__PROBLEM__.
In the following material, identify every line holding the string "date" and return it.
◇ ◇ ◇ ◇
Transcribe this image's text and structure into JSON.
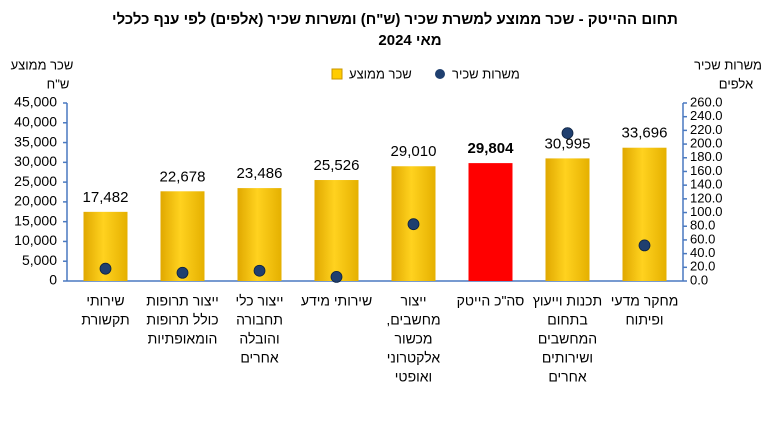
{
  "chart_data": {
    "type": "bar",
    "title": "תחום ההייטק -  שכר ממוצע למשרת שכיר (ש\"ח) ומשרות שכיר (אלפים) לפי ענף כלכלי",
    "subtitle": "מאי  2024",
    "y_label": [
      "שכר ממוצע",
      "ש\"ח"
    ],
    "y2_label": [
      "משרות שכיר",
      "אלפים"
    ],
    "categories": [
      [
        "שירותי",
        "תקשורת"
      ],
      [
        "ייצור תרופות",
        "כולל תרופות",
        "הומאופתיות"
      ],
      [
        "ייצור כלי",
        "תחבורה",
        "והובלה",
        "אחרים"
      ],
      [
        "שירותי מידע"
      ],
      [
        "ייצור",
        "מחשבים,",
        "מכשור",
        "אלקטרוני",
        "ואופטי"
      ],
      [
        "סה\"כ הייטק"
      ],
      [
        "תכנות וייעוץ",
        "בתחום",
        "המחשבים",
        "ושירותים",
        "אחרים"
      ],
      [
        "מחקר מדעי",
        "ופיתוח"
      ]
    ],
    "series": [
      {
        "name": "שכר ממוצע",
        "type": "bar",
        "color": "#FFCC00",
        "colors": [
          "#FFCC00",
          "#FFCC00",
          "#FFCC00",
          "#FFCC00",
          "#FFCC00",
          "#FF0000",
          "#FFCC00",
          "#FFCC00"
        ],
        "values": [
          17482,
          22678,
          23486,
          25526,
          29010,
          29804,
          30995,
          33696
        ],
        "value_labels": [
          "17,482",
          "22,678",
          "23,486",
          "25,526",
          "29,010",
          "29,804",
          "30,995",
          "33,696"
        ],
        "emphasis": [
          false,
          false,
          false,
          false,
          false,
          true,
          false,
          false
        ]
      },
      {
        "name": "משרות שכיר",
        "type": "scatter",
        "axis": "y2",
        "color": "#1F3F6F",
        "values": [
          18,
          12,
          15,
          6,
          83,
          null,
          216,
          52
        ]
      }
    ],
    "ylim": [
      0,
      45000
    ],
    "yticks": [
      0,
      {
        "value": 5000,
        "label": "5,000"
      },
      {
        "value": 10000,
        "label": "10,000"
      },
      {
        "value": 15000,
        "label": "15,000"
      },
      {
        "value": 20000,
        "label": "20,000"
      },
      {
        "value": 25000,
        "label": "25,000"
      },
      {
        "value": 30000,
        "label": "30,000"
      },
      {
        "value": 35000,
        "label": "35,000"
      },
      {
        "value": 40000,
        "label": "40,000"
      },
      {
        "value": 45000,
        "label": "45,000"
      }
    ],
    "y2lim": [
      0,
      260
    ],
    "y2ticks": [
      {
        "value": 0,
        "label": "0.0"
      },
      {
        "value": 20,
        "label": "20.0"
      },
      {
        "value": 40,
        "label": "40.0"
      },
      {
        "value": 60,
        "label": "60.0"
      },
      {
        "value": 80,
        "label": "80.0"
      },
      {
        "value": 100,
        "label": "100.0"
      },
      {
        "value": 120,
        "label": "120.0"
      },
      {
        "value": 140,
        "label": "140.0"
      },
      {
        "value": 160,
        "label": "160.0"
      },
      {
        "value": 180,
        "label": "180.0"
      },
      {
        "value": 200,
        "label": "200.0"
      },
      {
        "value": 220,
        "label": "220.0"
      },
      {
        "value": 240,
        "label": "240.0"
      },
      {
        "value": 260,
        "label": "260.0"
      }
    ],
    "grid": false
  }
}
◇ ◇ ◇ ◇
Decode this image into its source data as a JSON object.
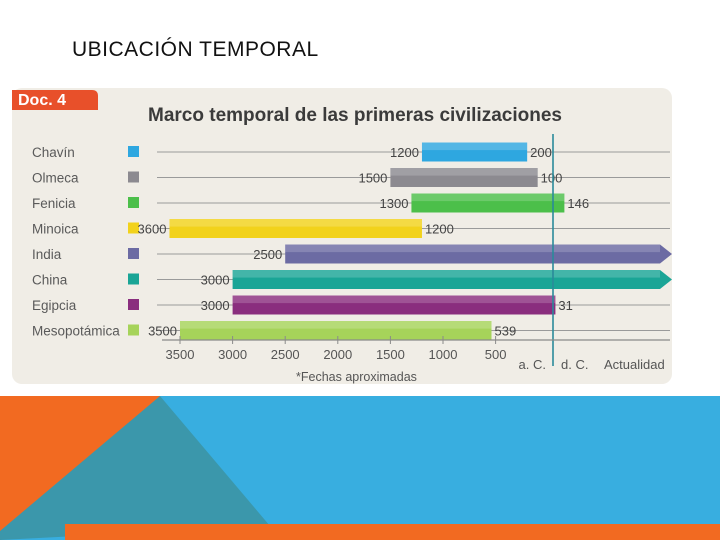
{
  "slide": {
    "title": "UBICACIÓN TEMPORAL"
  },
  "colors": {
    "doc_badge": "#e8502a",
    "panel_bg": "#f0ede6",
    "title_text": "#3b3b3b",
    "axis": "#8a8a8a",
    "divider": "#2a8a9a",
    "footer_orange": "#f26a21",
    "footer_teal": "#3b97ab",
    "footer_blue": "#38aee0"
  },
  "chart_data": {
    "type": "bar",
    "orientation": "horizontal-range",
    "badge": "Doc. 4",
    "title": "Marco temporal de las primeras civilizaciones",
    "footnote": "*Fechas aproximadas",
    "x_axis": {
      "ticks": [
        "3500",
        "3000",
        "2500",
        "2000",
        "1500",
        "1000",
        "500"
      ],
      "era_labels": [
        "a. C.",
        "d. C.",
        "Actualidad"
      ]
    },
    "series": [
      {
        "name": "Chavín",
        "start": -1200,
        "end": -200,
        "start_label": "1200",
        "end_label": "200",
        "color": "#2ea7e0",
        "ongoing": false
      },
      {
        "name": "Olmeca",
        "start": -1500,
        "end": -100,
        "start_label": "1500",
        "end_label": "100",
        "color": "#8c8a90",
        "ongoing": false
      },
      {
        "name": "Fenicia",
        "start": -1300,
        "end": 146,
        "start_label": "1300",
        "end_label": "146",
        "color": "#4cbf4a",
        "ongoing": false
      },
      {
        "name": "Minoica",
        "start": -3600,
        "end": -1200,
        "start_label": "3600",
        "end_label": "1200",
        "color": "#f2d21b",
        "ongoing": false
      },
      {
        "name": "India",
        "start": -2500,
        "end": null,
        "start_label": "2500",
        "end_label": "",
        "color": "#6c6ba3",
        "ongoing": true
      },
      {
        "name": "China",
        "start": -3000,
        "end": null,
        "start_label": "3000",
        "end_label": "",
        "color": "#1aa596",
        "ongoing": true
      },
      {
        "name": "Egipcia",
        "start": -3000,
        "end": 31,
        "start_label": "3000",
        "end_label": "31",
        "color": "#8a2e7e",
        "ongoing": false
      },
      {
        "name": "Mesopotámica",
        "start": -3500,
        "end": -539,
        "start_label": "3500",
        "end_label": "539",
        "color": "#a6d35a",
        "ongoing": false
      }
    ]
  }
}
◇ ◇ ◇ ◇
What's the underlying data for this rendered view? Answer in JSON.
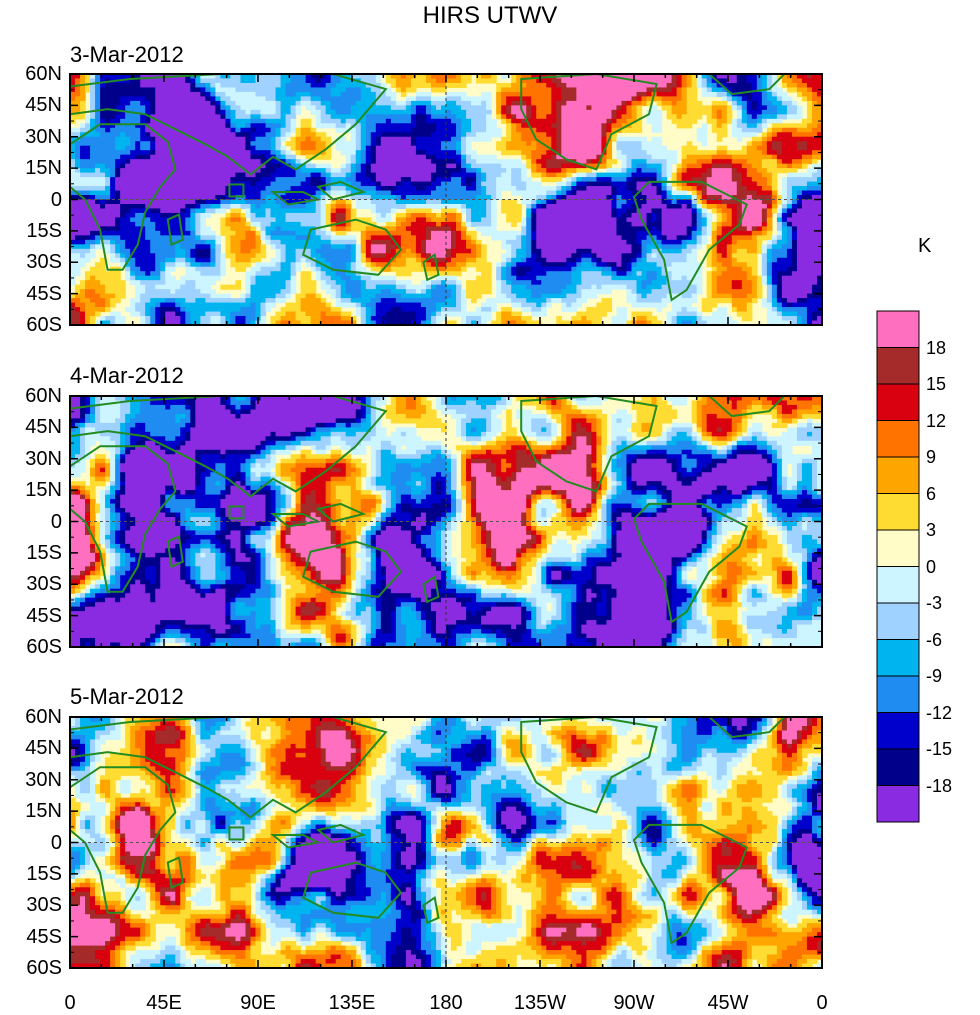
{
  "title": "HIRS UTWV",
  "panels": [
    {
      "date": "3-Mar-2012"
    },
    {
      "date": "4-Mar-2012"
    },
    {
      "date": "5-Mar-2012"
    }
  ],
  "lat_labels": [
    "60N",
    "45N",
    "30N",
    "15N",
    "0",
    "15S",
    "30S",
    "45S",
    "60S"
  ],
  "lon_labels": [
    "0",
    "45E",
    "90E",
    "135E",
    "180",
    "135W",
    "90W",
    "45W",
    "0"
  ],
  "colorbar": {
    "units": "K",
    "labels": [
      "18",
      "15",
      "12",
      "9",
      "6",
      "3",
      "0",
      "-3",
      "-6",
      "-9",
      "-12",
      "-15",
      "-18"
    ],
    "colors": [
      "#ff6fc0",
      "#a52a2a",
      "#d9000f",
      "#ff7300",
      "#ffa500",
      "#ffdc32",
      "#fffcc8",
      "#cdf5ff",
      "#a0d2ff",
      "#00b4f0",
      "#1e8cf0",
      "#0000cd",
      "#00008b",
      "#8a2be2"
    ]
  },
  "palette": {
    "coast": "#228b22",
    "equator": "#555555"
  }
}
◇ ◇ ◇ ◇
__EXPECTED ANSWER__.
      "date": "3-Mar-2012"
      "date": "4-Mar-2012"
      "date": "5-Mar-2012"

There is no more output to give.